[start of Data for this task]

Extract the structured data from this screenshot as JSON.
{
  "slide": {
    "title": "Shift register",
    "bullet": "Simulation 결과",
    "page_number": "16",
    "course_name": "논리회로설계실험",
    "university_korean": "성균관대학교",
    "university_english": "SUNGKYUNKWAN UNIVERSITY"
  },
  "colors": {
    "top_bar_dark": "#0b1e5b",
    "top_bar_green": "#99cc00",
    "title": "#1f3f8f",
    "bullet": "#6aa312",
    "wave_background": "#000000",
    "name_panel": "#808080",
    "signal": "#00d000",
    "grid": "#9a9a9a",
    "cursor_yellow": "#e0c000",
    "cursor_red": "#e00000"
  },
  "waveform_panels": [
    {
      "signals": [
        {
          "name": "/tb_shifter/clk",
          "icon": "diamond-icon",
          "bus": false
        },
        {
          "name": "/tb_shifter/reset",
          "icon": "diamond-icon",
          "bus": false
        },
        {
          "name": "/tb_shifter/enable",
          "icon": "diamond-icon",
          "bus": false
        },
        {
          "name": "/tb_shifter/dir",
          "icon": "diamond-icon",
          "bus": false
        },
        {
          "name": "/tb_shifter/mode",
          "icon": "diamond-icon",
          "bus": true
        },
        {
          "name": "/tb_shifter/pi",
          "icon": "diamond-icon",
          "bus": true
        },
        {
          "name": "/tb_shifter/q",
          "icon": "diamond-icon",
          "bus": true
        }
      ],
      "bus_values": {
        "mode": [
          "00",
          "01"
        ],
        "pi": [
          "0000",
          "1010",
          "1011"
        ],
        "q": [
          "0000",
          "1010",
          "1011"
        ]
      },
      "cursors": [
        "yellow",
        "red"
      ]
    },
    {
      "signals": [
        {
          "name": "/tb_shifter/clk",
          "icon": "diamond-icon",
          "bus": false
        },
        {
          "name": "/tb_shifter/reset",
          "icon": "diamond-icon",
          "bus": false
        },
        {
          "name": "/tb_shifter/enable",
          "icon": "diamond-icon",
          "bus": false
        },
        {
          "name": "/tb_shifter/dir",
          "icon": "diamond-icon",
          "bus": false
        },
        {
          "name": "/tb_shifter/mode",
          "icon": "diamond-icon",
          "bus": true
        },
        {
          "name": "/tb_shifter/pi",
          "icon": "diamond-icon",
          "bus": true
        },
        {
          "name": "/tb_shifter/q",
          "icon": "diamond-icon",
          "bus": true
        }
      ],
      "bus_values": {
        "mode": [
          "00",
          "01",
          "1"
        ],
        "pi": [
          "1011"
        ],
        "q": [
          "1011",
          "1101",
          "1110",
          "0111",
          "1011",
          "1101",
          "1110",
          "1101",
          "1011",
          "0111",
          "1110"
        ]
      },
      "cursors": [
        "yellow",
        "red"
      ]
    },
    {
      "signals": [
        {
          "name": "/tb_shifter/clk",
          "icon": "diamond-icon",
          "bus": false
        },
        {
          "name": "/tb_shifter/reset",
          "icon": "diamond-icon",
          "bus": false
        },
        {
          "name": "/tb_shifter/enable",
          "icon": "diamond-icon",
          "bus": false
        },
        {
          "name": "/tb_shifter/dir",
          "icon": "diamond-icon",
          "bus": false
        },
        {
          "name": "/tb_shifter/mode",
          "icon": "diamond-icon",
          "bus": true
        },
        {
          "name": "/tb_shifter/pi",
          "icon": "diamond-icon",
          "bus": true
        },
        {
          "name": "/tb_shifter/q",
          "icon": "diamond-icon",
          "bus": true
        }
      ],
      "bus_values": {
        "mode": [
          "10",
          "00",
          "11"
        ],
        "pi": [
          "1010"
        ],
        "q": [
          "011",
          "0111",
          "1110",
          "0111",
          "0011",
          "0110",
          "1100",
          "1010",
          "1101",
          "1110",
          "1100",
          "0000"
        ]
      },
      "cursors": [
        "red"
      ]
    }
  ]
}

[end of Data for this task]

Exercise description - Using the records above, find and show each line with the string "bullet".

Output below -
    "bullet": "Simulation 결과",
    "bullet": "#6aa312",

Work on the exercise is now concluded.